SET EXERCISE
Reproduce all lines of the listing below in which the word "xlabel" occurs.
--------------------------------
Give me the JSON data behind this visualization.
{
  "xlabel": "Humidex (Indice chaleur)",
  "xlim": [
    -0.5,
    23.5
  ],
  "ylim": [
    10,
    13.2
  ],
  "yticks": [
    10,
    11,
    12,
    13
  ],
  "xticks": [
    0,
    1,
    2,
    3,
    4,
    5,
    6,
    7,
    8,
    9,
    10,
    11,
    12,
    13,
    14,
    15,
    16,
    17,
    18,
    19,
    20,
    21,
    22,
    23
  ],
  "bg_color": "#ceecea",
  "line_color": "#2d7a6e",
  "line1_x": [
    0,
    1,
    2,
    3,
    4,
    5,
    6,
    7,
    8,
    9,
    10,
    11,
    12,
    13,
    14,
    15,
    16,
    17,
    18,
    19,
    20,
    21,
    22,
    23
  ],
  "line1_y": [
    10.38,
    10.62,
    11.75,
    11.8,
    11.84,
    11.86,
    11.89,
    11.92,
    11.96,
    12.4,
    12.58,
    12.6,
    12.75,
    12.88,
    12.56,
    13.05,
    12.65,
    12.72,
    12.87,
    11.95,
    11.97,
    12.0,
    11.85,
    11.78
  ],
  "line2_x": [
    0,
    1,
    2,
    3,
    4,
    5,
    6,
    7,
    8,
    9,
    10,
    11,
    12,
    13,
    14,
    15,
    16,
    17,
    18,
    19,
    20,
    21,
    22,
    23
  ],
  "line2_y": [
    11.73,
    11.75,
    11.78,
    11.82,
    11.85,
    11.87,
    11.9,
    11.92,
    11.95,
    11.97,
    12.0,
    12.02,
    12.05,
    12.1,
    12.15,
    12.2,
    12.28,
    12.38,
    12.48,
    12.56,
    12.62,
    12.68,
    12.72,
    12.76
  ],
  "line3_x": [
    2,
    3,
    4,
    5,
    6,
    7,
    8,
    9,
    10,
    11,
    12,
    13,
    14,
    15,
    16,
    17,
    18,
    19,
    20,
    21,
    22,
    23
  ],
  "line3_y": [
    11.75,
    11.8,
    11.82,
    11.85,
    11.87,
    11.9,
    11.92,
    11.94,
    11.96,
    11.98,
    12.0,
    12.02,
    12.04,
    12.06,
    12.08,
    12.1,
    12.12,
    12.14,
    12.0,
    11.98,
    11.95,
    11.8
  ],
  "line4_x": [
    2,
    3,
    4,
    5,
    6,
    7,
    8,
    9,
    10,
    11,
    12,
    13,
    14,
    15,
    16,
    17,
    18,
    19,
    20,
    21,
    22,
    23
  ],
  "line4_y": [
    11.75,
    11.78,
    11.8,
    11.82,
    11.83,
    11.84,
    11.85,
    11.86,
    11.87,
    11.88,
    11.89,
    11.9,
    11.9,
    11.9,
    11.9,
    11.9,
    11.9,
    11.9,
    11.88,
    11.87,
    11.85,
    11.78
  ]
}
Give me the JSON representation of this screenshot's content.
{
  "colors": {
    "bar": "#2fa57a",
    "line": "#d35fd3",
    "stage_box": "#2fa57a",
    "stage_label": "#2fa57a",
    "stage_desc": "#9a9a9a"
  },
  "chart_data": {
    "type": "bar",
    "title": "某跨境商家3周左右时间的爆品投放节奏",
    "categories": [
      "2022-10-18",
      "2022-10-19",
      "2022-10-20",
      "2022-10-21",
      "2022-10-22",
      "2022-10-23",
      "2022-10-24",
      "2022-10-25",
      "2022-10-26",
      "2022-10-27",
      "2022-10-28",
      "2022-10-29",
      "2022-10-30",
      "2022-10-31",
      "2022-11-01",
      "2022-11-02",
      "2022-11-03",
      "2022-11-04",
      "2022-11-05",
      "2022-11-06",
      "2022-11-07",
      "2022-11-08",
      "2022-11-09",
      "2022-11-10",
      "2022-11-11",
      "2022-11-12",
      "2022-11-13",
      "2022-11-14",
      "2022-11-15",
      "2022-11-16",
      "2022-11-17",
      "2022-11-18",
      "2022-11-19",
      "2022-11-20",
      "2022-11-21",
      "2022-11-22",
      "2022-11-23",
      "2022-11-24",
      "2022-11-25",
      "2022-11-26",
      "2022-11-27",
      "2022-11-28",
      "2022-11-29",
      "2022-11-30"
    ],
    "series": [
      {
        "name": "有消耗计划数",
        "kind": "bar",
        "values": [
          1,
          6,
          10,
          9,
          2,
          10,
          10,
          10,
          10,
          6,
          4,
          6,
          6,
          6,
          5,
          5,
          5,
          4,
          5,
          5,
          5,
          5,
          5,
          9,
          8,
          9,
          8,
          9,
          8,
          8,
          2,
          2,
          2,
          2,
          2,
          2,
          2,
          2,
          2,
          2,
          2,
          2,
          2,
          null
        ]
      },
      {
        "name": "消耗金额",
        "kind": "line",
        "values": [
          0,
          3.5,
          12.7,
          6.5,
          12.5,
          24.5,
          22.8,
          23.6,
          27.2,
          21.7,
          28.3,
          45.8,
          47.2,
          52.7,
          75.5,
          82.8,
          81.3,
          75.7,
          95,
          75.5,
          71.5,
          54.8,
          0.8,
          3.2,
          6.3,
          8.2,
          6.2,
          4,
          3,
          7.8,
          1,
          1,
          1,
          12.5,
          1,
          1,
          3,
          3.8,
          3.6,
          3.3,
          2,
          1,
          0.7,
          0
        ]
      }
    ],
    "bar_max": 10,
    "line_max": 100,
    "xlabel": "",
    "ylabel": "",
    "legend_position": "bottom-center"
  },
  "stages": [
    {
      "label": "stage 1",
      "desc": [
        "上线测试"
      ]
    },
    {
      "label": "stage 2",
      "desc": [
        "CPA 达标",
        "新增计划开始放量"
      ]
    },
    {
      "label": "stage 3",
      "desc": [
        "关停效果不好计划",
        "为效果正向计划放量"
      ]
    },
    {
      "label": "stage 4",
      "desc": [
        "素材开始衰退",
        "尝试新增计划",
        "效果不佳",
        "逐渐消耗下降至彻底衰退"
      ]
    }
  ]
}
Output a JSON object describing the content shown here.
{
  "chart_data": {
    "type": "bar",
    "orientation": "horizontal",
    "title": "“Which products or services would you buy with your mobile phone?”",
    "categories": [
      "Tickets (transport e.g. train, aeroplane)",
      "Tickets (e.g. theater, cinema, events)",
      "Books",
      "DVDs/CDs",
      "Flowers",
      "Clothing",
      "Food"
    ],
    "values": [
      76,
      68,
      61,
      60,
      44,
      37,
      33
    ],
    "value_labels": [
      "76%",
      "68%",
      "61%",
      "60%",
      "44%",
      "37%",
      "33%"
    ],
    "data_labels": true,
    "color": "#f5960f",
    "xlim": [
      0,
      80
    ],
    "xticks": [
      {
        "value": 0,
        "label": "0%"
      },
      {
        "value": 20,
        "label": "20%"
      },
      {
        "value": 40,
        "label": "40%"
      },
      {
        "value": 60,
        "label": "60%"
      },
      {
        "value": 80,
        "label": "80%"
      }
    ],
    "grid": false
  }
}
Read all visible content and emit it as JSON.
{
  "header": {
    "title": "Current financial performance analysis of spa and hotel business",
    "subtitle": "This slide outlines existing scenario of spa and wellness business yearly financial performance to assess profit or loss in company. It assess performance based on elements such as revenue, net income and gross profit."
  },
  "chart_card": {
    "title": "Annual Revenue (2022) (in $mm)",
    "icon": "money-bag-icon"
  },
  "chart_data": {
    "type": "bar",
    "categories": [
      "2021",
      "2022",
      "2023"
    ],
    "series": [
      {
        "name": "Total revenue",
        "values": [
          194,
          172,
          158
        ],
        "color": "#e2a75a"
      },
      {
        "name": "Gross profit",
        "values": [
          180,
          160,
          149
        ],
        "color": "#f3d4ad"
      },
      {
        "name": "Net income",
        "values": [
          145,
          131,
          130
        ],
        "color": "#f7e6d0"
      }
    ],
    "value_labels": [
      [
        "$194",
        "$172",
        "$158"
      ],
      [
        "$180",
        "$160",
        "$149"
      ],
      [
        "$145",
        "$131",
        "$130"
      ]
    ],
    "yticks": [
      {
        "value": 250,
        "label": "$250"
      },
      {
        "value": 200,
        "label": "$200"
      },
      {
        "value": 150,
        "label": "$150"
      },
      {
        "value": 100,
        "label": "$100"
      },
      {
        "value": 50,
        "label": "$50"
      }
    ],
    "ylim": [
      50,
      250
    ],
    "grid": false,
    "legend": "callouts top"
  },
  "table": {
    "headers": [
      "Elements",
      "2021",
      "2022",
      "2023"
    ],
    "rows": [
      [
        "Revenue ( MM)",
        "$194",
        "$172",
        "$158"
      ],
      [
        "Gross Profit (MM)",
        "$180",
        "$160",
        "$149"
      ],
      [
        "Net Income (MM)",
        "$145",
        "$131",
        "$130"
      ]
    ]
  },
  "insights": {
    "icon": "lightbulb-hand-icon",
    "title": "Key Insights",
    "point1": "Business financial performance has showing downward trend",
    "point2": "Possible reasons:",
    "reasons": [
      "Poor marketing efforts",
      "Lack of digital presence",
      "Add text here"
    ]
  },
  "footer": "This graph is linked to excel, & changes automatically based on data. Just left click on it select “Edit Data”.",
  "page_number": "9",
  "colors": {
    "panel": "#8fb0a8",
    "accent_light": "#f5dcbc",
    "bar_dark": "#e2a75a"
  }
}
--------------------------------
FINISHED EXERCISE
  "xlabel": "Humidex (Indice chaleur)",
    "xlabel": "",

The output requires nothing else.